**Requirements:**
1 - Answer the following from the DAW forum thread below, one line each:
(a) Which DAW does Robert Randolph's quoted claim call the best selling?
(b) Apart from Reaper, which DAW does Robert Randolph say he uses?
(c) To which operating system does InLight-Tone compare Reaper?
2 - For each statement, state whether the DAW forum thread below supports it, answering yes or no and quoting the deciding words:
(a) Robert Randolph recommends Reaper to most users.
(b) InLight-Tone has customized Reaper.
(c) According to Robert Randolph, the chart's scores represent his view of which products are good or bad.
3 - Write the next part of the DAW forum thread below, starting after its final post.

--- Begin Text extract ---

I should add that to the chart. Thank you for the suggestion.

I would consider this as 'articulation management', so that the comparison could be made with other products that don't use similar terminology. Do you think that's reasonable?


----------



## InLight-Tone (Dec 1, 2017)

@Robert Randolph said: The *vast *majority of DAW users right now are hobbyists, and based on the sales data that has been shared with me, Live is currently the best selling DAW by a fairly significant margin. It also dominates _nearly _all of the online usage polls.

Yes Live may be the best selling DAW to "hobbyists", but among professionals, those that make a living bringing in money from composing music, you would rarely see someone using Live except the EDM crowd. Reaper, uh, no way.

Reaper is super powerful in some respects, yet so is Linux, and BOTH can be a total chaotic mess to work with. Why wouldn't Zimmer, Gregson-Williams etc., who can afford anything they want use Reaper, Live or other DAWS? Because when it comes down to usability, all the powerful features in the world don't matter. Prolific output does, not setting up endless scripts and endlessly tweaking the UI.

Don't get me wrong, if I have to stare at something the majority of my day, I want it to look good and be clear, but Reaper looks like a mess to me, and I customized and tweaked the hell out of it...


----------



## Robert Randolph (Dec 1, 2017)

InLight-Tone said:


> @Robert Randolph said: The *vast *majority of DAW users right now are hobbyists, and based on the sales data that has been shared with me, Live is currently the best selling DAW by a fairly significant margin. It also dominates _nearly _all of the online usage polls.
> 
> Yes Live may be the best selling DAW to "hobbyists", but among professionals, those that make a living bringing in money from composing music, you would rarely see someone using Live except the EDM crowd. Reaper, uh, no way.
> 
> ...



I agree with basically everything you said.

However not everyone has the same opinions as each other as to what is important, and I've managed to make Reaper very nice for myself. However, I never recommend it to anyone unless they are already very sick of their current DAW and need specific functionality that Reaper offers.

The chart isn't to claim any DAW is better or worse, just express features and general facets of the experience.

The scores generated don't at all represent what I think is a good or bad product. (Particularly that I don't think Reaper is the best DAW out there, even though that is what I use along with DP). Nor do I think any single product is good for all users, which is why I spend so much time making a system that lets pepole customize the ratings.


----------



## InLight-Tone (Dec 1, 2017)

Robert Randolph said:


> I agree with basically everything you said.
> 
> However not everyone has the same opinions as each other as to what is important, and I've managed to make Reaper very nice for myself. However, I never recommend it to anyone unless they are already very sick of their current DAW and need specific functionality that Reaper offers.
> 
> ...


I respect that you have spent so much quality time with each DAW and value your opinions and observations for sure...


----------



## KV626 (Dec 2, 2017)

Robert Randolph said:


> However not everyone has the same opinions as each other as to what is important, and I've managed to make Reaper very nice for myself. However, I never recommend it to anyone unless they are already very sick of their current DAW and need specific functionality that Reaper offers.

--- End Text extract ---
--- Begin Records provided ---

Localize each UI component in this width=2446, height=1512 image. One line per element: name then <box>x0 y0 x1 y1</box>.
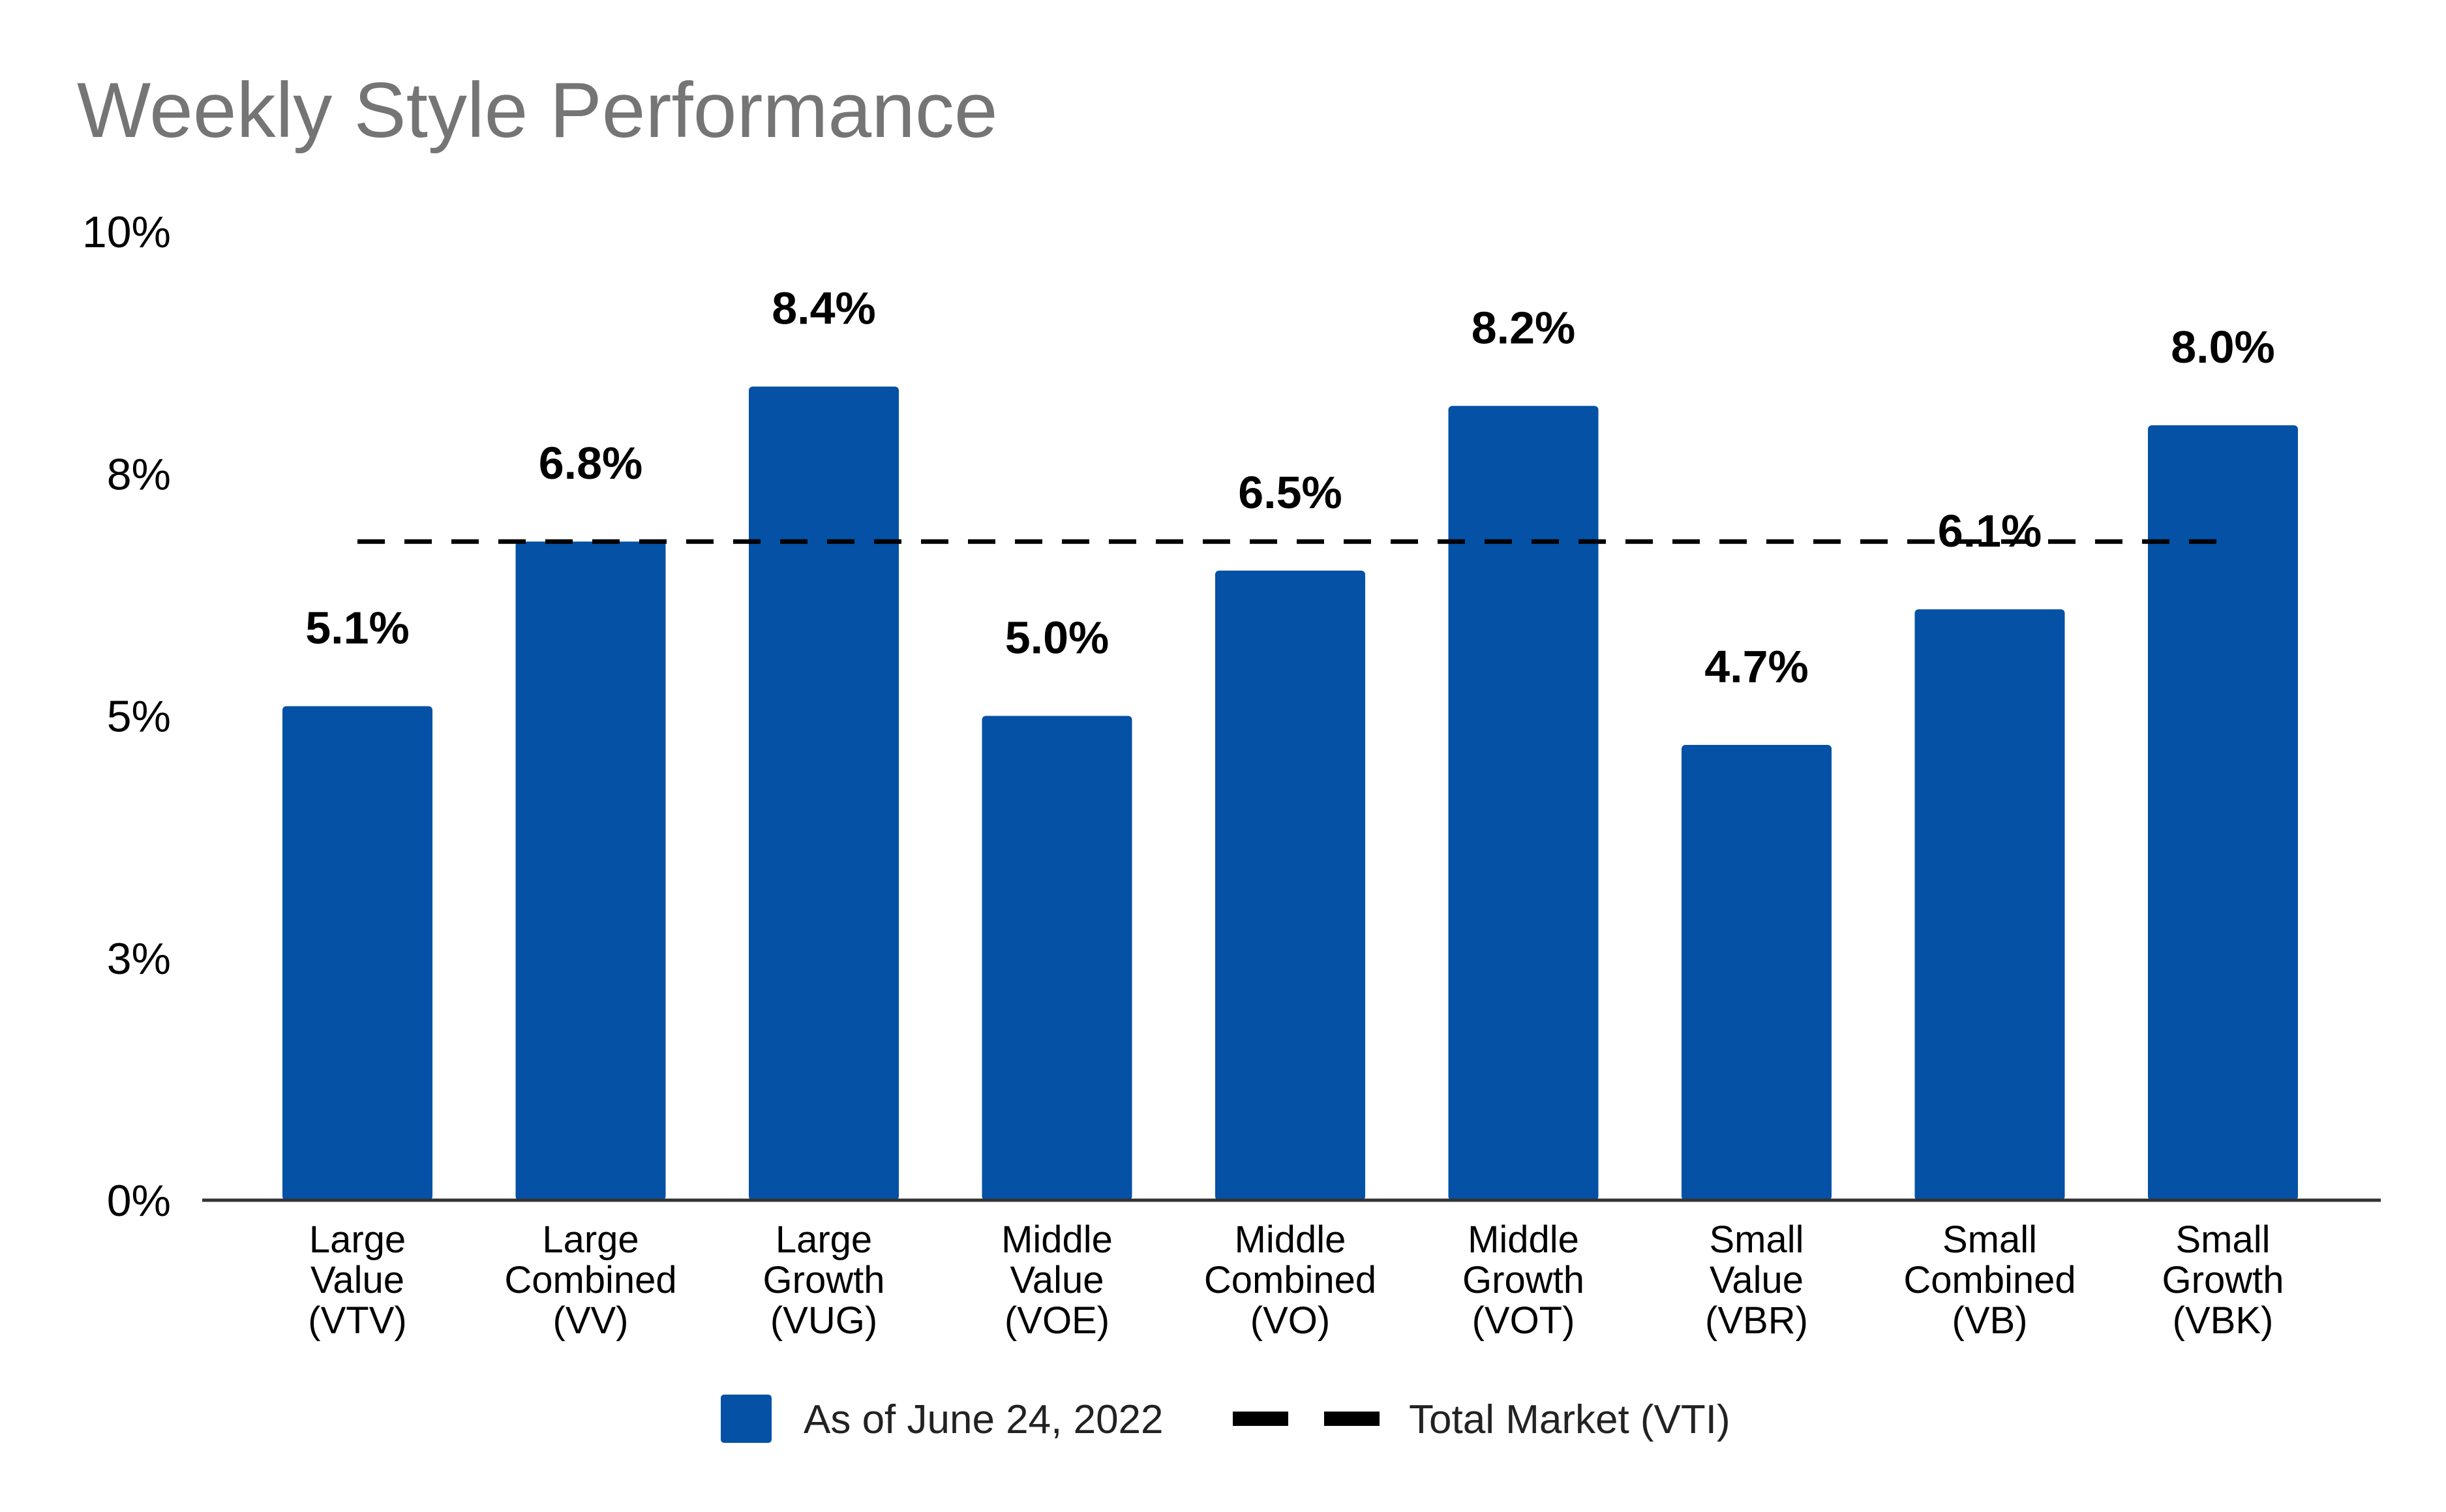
x-tick-label: Growth <box>763 1259 885 1301</box>
bar-value-label: 6.5% <box>1238 467 1342 518</box>
bar <box>2148 425 2298 1200</box>
x-tick-label: Growth <box>2162 1259 2284 1301</box>
x-tick-label: Large <box>542 1218 639 1261</box>
bar-value-label: 6.1% <box>1938 506 2042 556</box>
x-tick-label: Middle <box>1001 1218 1113 1261</box>
bar-value-label: 4.7% <box>1704 641 1809 692</box>
legend-bar-label: As of June 24, 2022 <box>804 1397 1164 1442</box>
x-axis-labels: LargeValue(VTV)LargeCombined(VV)LargeGro… <box>308 1218 2284 1342</box>
y-tick-label: 0% <box>107 1176 171 1226</box>
legend: As of June 24, 2022 Total Market (VTI) <box>721 1395 1730 1443</box>
bars-group <box>282 386 2298 1200</box>
bar-value-label: 5.0% <box>1005 612 1110 663</box>
bar <box>1215 570 1365 1200</box>
bar <box>749 386 899 1200</box>
chart-title: Weekly Style Performance <box>77 67 998 154</box>
bar <box>982 716 1132 1200</box>
bar-value-label: 8.2% <box>1472 302 1576 353</box>
x-tick-label: Middle <box>1235 1218 1346 1261</box>
x-tick-label: Middle <box>1468 1218 1579 1261</box>
y-tick-label: 5% <box>107 692 171 742</box>
x-tick-label: Combined <box>1204 1259 1376 1301</box>
x-tick-label: Value <box>1010 1259 1104 1301</box>
legend-line-label: Total Market (VTI) <box>1409 1397 1730 1442</box>
x-tick-label: Combined <box>1903 1259 2076 1301</box>
x-tick-label: (VOE) <box>1004 1299 1110 1342</box>
y-axis-ticks: 0% 3% 5% 8% 10% <box>82 207 171 1226</box>
x-tick-label: (VB) <box>1952 1299 2028 1342</box>
x-tick-label: (VUG) <box>770 1299 877 1342</box>
legend-bar-swatch <box>721 1395 772 1443</box>
x-tick-label: Value <box>1710 1259 1804 1301</box>
x-tick-label: (VBR) <box>1705 1299 1808 1342</box>
x-tick-label: Small <box>2175 1218 2270 1261</box>
x-tick-label: (VOT) <box>1472 1299 1575 1342</box>
y-tick-label: 8% <box>107 449 171 499</box>
x-tick-label: Large <box>309 1218 406 1261</box>
x-tick-label: Value <box>310 1259 404 1301</box>
x-tick-label: Combined <box>504 1259 676 1301</box>
bar-value-label: 5.1% <box>305 603 410 654</box>
y-tick-label: 3% <box>107 934 171 984</box>
x-tick-label: Small <box>1942 1218 2037 1261</box>
bar-value-label: 6.8% <box>539 438 643 489</box>
x-tick-label: (VV) <box>553 1299 629 1342</box>
x-tick-label: Small <box>1709 1218 1804 1261</box>
bar <box>515 541 666 1200</box>
x-tick-label: Growth <box>1462 1259 1584 1301</box>
x-tick-label: (VBK) <box>2173 1299 2274 1342</box>
x-tick-label: (VTV) <box>308 1299 406 1342</box>
x-tick-label: (VO) <box>1250 1299 1330 1342</box>
bar <box>1448 406 1599 1200</box>
bar-value-label: 8.4% <box>772 283 876 334</box>
bar <box>1914 609 2065 1200</box>
bar <box>282 706 432 1200</box>
x-tick-label: Large <box>776 1218 872 1261</box>
bar-value-label: 8.0% <box>2171 322 2275 372</box>
data-labels-group: 5.1% 6.8% 8.4% 5.0% 6.5% 8.2% 4.7% 6.1% 8.0% <box>305 283 2275 692</box>
y-tick-label: 10% <box>82 207 171 257</box>
bar <box>1682 745 1832 1200</box>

--- End Records provided ---

**Written answers:**
1 -
(a) Live
(b) DP
(c) Linux

2 -
(a) No: "I never recommend it to anyone unless they are already very sick of their current DAW and need specific functionality that Reaper offers."
(b) Yes: "I customized and tweaked the hell out of it..."
(c) No: "The scores generated don't at all represent what I think is a good or bad product."

3 -
Every now and then I get sick of Pro Tools for some reason and recently I've started 2 projects in Logic (I'm doing film music) - I've worked on DP for years as well, lately though I find it more and more difficult to work with (GUI and eye strain, playback performance/cpu load, lack of stability/reliability with large projects to name a few). While I do like working with Logic, there are many things that seem awkwardly implemented compared to Pro Tools (inability to "unlink" regions from the tempo map for example, a real PIA and huge waste of time) and some basic features that are missing, such as region consolidation. After nearly 2 months yesterday I've decided to continue these projects in Pro Tools instead. Even when I'm sick of it or mad at Avid or whatever, spending time in another DAW always reminds me why I love Pro Tools so much. There are great things I can do in LPX, but I do everything so much faster in Pro Tools! And when it comes to editing PT is unparalleled (and yes I do use it for composition as well).

As for Reaper I never really used it so I can't comment. I always hear great things about it but I don't know, so far I've never really felt any real need to try it.


----------



## Vik (Dec 2, 2017)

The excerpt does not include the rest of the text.